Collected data
# # #

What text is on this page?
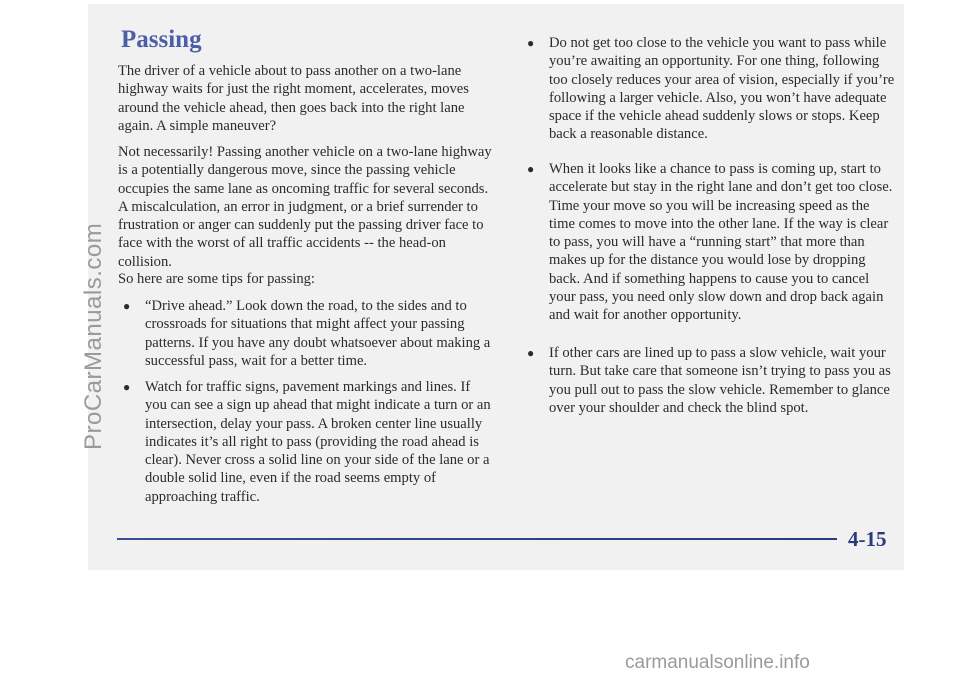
Passing

The driver of a vehicle about to pass another on a two-lane highway waits for just the right moment, accelerates, moves around the vehicle ahead, then goes back into the right lane again. A simple maneuver?

Not necessarily! Passing another vehicle on a two-lane highway is a potentially dangerous move, since the passing vehicle occupies the same lane as oncoming traffic for several seconds. A miscalculation, an error in judgment, or a brief surrender to frustration or anger can suddenly put the passing driver face to face with the worst of all traffic accidents -- the head-on collision.

So here are some tips for passing:

● “Drive ahead.” Look down the road, to the sides and to crossroads for situations that might affect your passing patterns. If you have any doubt whatsoever about making a successful pass, wait for a better time.
● Watch for traffic signs, pavement markings and lines. If you can see a sign up ahead that might indicate a turn or an intersection, delay your pass. A broken center line usually indicates it’s all right to pass (providing the road ahead is clear). Never cross a solid line on your side of the lane or a double solid line, even if the road seems empty of approaching traffic.
● Do not get too close to the vehicle you want to pass while you’re awaiting an opportunity. For one thing, following too closely reduces your area of vision, especially if you’re following a larger vehicle. Also, you won’t have adequate space if the vehicle ahead suddenly slows or stops. Keep back a reasonable distance.
● When it looks like a chance to pass is coming up, start to accelerate but stay in the right lane and don’t get too close. Time your move so you will be increasing speed as the time comes to move into the other lane. If the way is clear to pass, you will have a “running start” that more than makes up for the distance you would lose by dropping back. And if something happens to cause you to cancel your pass, you need only slow down and drop back again and wait for another opportunity.
● If other cars are lined up to pass a slow vehicle, wait your turn. But take care that someone isn’t trying to pass you as you pull out to pass the slow vehicle. Remember to glance over your shoulder and check the blind spot.

4-15

ProCarManuals.com

carmanualsonline.info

# # #

(Aim) Show all lines from the data above in which the word "clear" appears.

(Result of this task)
● Watch for traffic signs, pavement markings and lines. If you can see a sign up ahead that might indicate a turn or an intersection, delay your pass. A broken center line usually indicates it’s all right to pass (providing the road ahead is clear). Never cross a solid line on your side of the lane or a double solid line, even if the road seems empty of approaching traffic.
● When it looks like a chance to pass is coming up, start to accelerate but stay in the right lane and don’t get too close. Time your move so you will be increasing speed as the time comes to move into the other lane. If the way is clear to pass, you will have a “running start” that more than makes up for the distance you would lose by dropping back. And if something happens to cause you to cancel your pass, you need only slow down and drop back again and wait for another opportunity.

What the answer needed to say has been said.